Exercise prompt:
All lines holding the string "JSON" are to be shown.
>> start Listing
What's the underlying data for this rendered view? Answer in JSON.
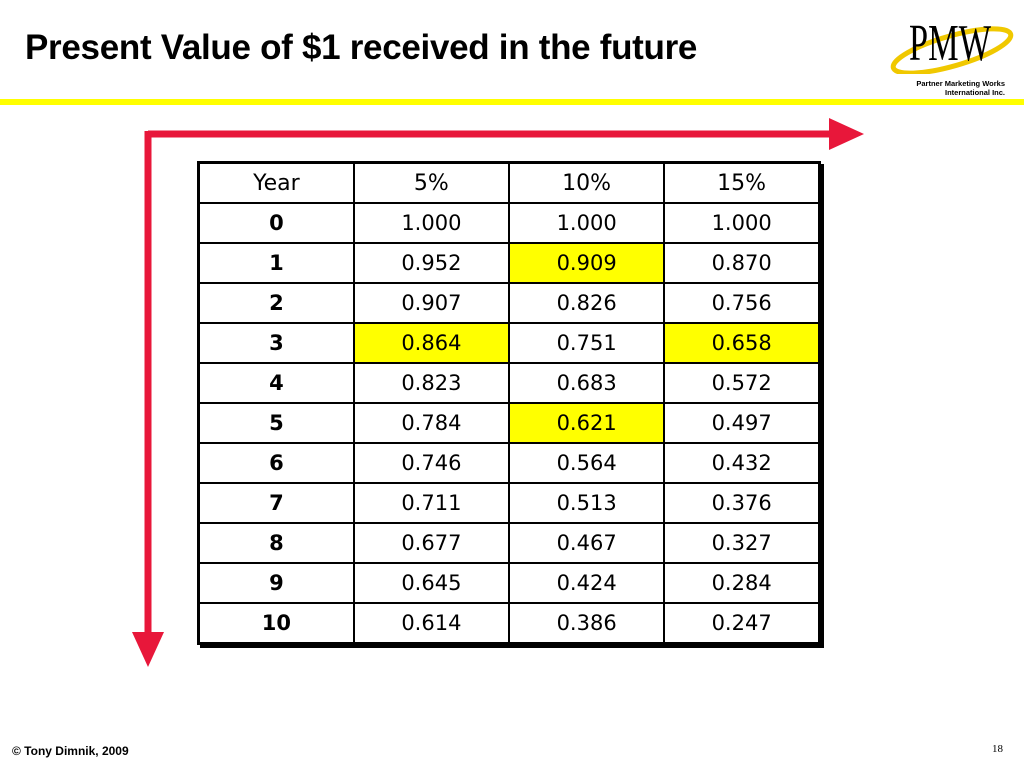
{
  "slide": {
    "title": "Present Value of $1 received in the future",
    "footer": "© Tony Dimnik, 2009",
    "page_number": "18"
  },
  "logo": {
    "mark": "PMW",
    "line1": "Partner Marketing Works",
    "line2": "International Inc."
  },
  "colors": {
    "highlight": "#ffff00",
    "arrow": "#e8173a",
    "rule": "#ffff00"
  },
  "table": {
    "headers": [
      "Year",
      "5%",
      "10%",
      "15%"
    ],
    "rows": [
      {
        "year": "0",
        "r5": "1.000",
        "r10": "1.000",
        "r15": "1.000"
      },
      {
        "year": "1",
        "r5": "0.952",
        "r10": "0.909",
        "r15": "0.870"
      },
      {
        "year": "2",
        "r5": "0.907",
        "r10": "0.826",
        "r15": "0.756"
      },
      {
        "year": "3",
        "r5": "0.864",
        "r10": "0.751",
        "r15": "0.658"
      },
      {
        "year": "4",
        "r5": "0.823",
        "r10": "0.683",
        "r15": "0.572"
      },
      {
        "year": "5",
        "r5": "0.784",
        "r10": "0.621",
        "r15": "0.497"
      },
      {
        "year": "6",
        "r5": "0.746",
        "r10": "0.564",
        "r15": "0.432"
      },
      {
        "year": "7",
        "r5": "0.711",
        "r10": "0.513",
        "r15": "0.376"
      },
      {
        "year": "8",
        "r5": "0.677",
        "r10": "0.467",
        "r15": "0.327"
      },
      {
        "year": "9",
        "r5": "0.645",
        "r10": "0.424",
        "r15": "0.284"
      },
      {
        "year": "10",
        "r5": "0.614",
        "r10": "0.386",
        "r15": "0.247"
      }
    ],
    "highlighted_cells": [
      {
        "year": "1",
        "rate": "10%"
      },
      {
        "year": "3",
        "rate": "5%"
      },
      {
        "year": "3",
        "rate": "15%"
      },
      {
        "year": "5",
        "rate": "10%"
      }
    ]
  }
}
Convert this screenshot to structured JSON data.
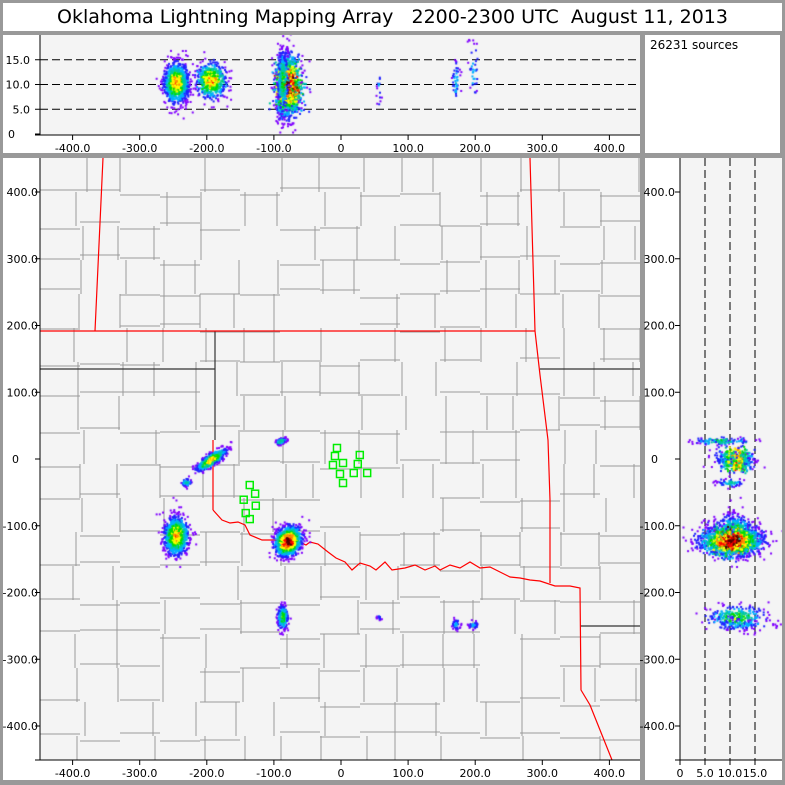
{
  "title": "Oklahoma Lightning Mapping Array   2200-2300 UTC  August 11, 2013",
  "source_count": "26231 sources",
  "axes": {
    "x_ticks": [
      {
        "v": -400,
        "label": "-400.0"
      },
      {
        "v": -300,
        "label": "-300.0"
      },
      {
        "v": -200,
        "label": "-200.0"
      },
      {
        "v": -100,
        "label": "-100.0"
      },
      {
        "v": 0,
        "label": "0"
      },
      {
        "v": 100,
        "label": "100.0"
      },
      {
        "v": 200,
        "label": "200.0"
      },
      {
        "v": 300,
        "label": "300.0"
      },
      {
        "v": 400,
        "label": "400.0"
      }
    ],
    "y_ticks": [
      {
        "v": 400,
        "label": "400.0"
      },
      {
        "v": 300,
        "label": "300.0"
      },
      {
        "v": 200,
        "label": "200.0"
      },
      {
        "v": 100,
        "label": "100.0"
      },
      {
        "v": 0,
        "label": "0"
      },
      {
        "v": -100,
        "label": "-100.0"
      },
      {
        "v": -200,
        "label": "-200.0"
      },
      {
        "v": -300,
        "label": "-300.0"
      },
      {
        "v": -400,
        "label": "-400.0"
      }
    ],
    "alt_ticks": [
      {
        "v": 0,
        "label": "0"
      },
      {
        "v": 5,
        "label": "5.0"
      },
      {
        "v": 10,
        "label": "10.0"
      },
      {
        "v": 15,
        "label": "15.0"
      }
    ]
  },
  "colors": {
    "background": "#999999",
    "plot_bg": "#f4f4f4",
    "state_border": "#ff0000",
    "county_border": "#999999",
    "station": "#00ee00",
    "density_colormap": [
      "#8000ff",
      "#2020ff",
      "#00b0ff",
      "#00c8a0",
      "#00dd00",
      "#ffff00",
      "#ff9000",
      "#ff0000",
      "#500000"
    ]
  },
  "stations": [
    [
      -6,
      16.5
    ],
    [
      -9,
      4.5
    ],
    [
      -12,
      -9
    ],
    [
      3,
      -6
    ],
    [
      -1.5,
      -22.5
    ],
    [
      28,
      6
    ],
    [
      25,
      -7.5
    ],
    [
      19,
      -21
    ],
    [
      39,
      -21
    ],
    [
      3,
      -36
    ],
    [
      -136,
      -39
    ],
    [
      -128,
      -52
    ],
    [
      -145,
      -61
    ],
    [
      -127,
      -70
    ],
    [
      -142,
      -81
    ],
    [
      -136,
      -90
    ]
  ],
  "source_clusters": [
    {
      "x": -195,
      "y": 0,
      "z": 11,
      "sx": 13,
      "sy": 4,
      "sz": 1.8,
      "rot": 35,
      "n": 600,
      "peak": 0.75
    },
    {
      "x": -232,
      "y": -34,
      "z": 10,
      "sx": 4,
      "sy": 3,
      "sz": 1.5,
      "rot": 20,
      "n": 60,
      "peak": 0.4
    },
    {
      "x": -247,
      "y": -114,
      "z": 10.5,
      "sx": 9,
      "sy": 14,
      "sz": 2,
      "rot": 0,
      "n": 1000,
      "peak": 0.75
    },
    {
      "x": -91,
      "y": 28,
      "z": 8,
      "sx": 4,
      "sy": 2,
      "sz": 3,
      "rot": 20,
      "n": 120,
      "peak": 0.5
    },
    {
      "x": -80,
      "y": -122,
      "z": 10,
      "sx": 9,
      "sy": 11,
      "sz": 3,
      "rot": -30,
      "n": 1500,
      "peak": 1.0
    },
    {
      "x": -88,
      "y": -236,
      "z": 11,
      "sx": 4,
      "sy": 9,
      "sz": 3,
      "rot": 0,
      "n": 250,
      "peak": 0.55
    },
    {
      "x": 55,
      "y": -236,
      "z": 9,
      "sx": 1.5,
      "sy": 2,
      "sz": 2,
      "rot": 0,
      "n": 15,
      "peak": 0.3
    },
    {
      "x": 170,
      "y": -247,
      "z": 11,
      "sx": 3,
      "sy": 4,
      "sz": 2.2,
      "rot": 0,
      "n": 45,
      "peak": 0.35
    },
    {
      "x": 196,
      "y": -247,
      "z": 13,
      "sx": 4,
      "sy": 3,
      "sz": 3,
      "rot": 0,
      "n": 35,
      "peak": 0.3
    }
  ]
}
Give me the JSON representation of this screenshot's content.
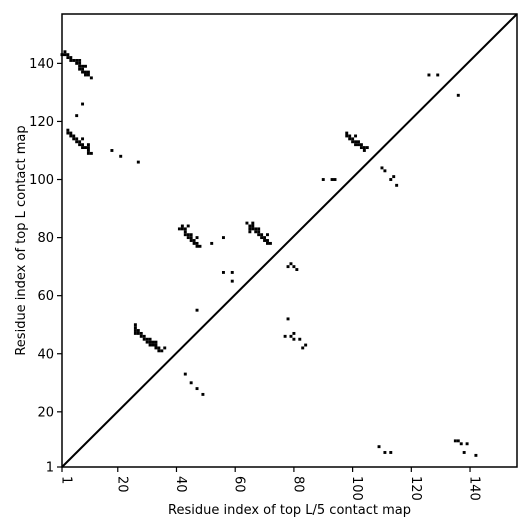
{
  "chart_data": {
    "type": "scatter",
    "title": "",
    "xlabel": "Residue index of top L/5 contact map",
    "ylabel": "Residue index of top L contact map",
    "xlim": [
      1,
      156
    ],
    "ylim": [
      1,
      157
    ],
    "xticks": [
      1,
      20,
      40,
      60,
      80,
      100,
      120,
      140
    ],
    "yticks": [
      1,
      20,
      40,
      60,
      80,
      100,
      120,
      140
    ],
    "diagonal": true,
    "grid": false,
    "marker_color": "#000000",
    "series": [
      {
        "points": [
          [
            1,
            143
          ],
          [
            2,
            143
          ],
          [
            2,
            144
          ],
          [
            3,
            142
          ],
          [
            3,
            143
          ],
          [
            4,
            141
          ],
          [
            4,
            142
          ],
          [
            5,
            141
          ],
          [
            6,
            140
          ],
          [
            6,
            141
          ],
          [
            7,
            138
          ],
          [
            7,
            139
          ],
          [
            7,
            140
          ],
          [
            7,
            141
          ],
          [
            8,
            137
          ],
          [
            8,
            138
          ],
          [
            8,
            139
          ],
          [
            9,
            136
          ],
          [
            9,
            137
          ],
          [
            9,
            139
          ],
          [
            10,
            136
          ],
          [
            10,
            137
          ],
          [
            11,
            135
          ],
          [
            8,
            126
          ],
          [
            6,
            122
          ],
          [
            3,
            116
          ],
          [
            3,
            117
          ],
          [
            4,
            115
          ],
          [
            4,
            116
          ],
          [
            5,
            114
          ],
          [
            5,
            115
          ],
          [
            6,
            113
          ],
          [
            6,
            114
          ],
          [
            7,
            112
          ],
          [
            7,
            113
          ],
          [
            8,
            111
          ],
          [
            8,
            112
          ],
          [
            8,
            114
          ],
          [
            9,
            111
          ],
          [
            10,
            110
          ],
          [
            10,
            111
          ],
          [
            10,
            112
          ],
          [
            11,
            109
          ],
          [
            10,
            109
          ],
          [
            18,
            110
          ],
          [
            21,
            108
          ],
          [
            27,
            106
          ],
          [
            98,
            115
          ],
          [
            98,
            116
          ],
          [
            99,
            114
          ],
          [
            99,
            115
          ],
          [
            100,
            113
          ],
          [
            100,
            114
          ],
          [
            101,
            112
          ],
          [
            101,
            113
          ],
          [
            101,
            115
          ],
          [
            102,
            112
          ],
          [
            102,
            113
          ],
          [
            103,
            111
          ],
          [
            103,
            112
          ],
          [
            104,
            110
          ],
          [
            104,
            111
          ],
          [
            105,
            111
          ],
          [
            110,
            104
          ],
          [
            111,
            103
          ],
          [
            113,
            100
          ],
          [
            114,
            101
          ],
          [
            115,
            98
          ],
          [
            90,
            100
          ],
          [
            93,
            100
          ],
          [
            94,
            100
          ],
          [
            126,
            136
          ],
          [
            129,
            136
          ],
          [
            136,
            129
          ],
          [
            41,
            83
          ],
          [
            42,
            83
          ],
          [
            42,
            84
          ],
          [
            43,
            81
          ],
          [
            43,
            82
          ],
          [
            43,
            83
          ],
          [
            44,
            80
          ],
          [
            44,
            81
          ],
          [
            44,
            84
          ],
          [
            45,
            79
          ],
          [
            45,
            80
          ],
          [
            45,
            81
          ],
          [
            46,
            78
          ],
          [
            46,
            79
          ],
          [
            47,
            77
          ],
          [
            47,
            78
          ],
          [
            47,
            80
          ],
          [
            48,
            77
          ],
          [
            52,
            78
          ],
          [
            56,
            80
          ],
          [
            64,
            85
          ],
          [
            65,
            82
          ],
          [
            65,
            83
          ],
          [
            65,
            84
          ],
          [
            66,
            83
          ],
          [
            66,
            84
          ],
          [
            66,
            85
          ],
          [
            67,
            82
          ],
          [
            67,
            83
          ],
          [
            68,
            81
          ],
          [
            68,
            82
          ],
          [
            68,
            83
          ],
          [
            69,
            80
          ],
          [
            69,
            81
          ],
          [
            70,
            79
          ],
          [
            70,
            80
          ],
          [
            71,
            78
          ],
          [
            71,
            79
          ],
          [
            71,
            81
          ],
          [
            72,
            78
          ],
          [
            56,
            68
          ],
          [
            59,
            68
          ],
          [
            59,
            65
          ],
          [
            78,
            70
          ],
          [
            79,
            71
          ],
          [
            80,
            70
          ],
          [
            81,
            69
          ],
          [
            78,
            52
          ],
          [
            47,
            55
          ],
          [
            77,
            46
          ],
          [
            79,
            46
          ],
          [
            80,
            47
          ],
          [
            80,
            45
          ],
          [
            82,
            45
          ],
          [
            83,
            42
          ],
          [
            84,
            43
          ],
          [
            26,
            47
          ],
          [
            26,
            48
          ],
          [
            26,
            49
          ],
          [
            26,
            50
          ],
          [
            27,
            47
          ],
          [
            27,
            48
          ],
          [
            28,
            46
          ],
          [
            28,
            47
          ],
          [
            29,
            45
          ],
          [
            29,
            46
          ],
          [
            30,
            44
          ],
          [
            30,
            45
          ],
          [
            31,
            43
          ],
          [
            31,
            44
          ],
          [
            31,
            45
          ],
          [
            32,
            43
          ],
          [
            32,
            44
          ],
          [
            33,
            42
          ],
          [
            33,
            43
          ],
          [
            33,
            44
          ],
          [
            34,
            41
          ],
          [
            34,
            42
          ],
          [
            35,
            41
          ],
          [
            36,
            42
          ],
          [
            43,
            33
          ],
          [
            45,
            30
          ],
          [
            47,
            28
          ],
          [
            49,
            26
          ],
          [
            109,
            8
          ],
          [
            111,
            6
          ],
          [
            113,
            6
          ],
          [
            135,
            10
          ],
          [
            136,
            10
          ],
          [
            137,
            9
          ],
          [
            138,
            6
          ],
          [
            139,
            9
          ],
          [
            142,
            5
          ]
        ]
      }
    ]
  }
}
>> end Listing
Result of the exercise:
What's the underlying data for this rendered view? Answer in JSON.
Convert this screenshot to structured JSON data.
Give me the JSON representation of this screenshot's content.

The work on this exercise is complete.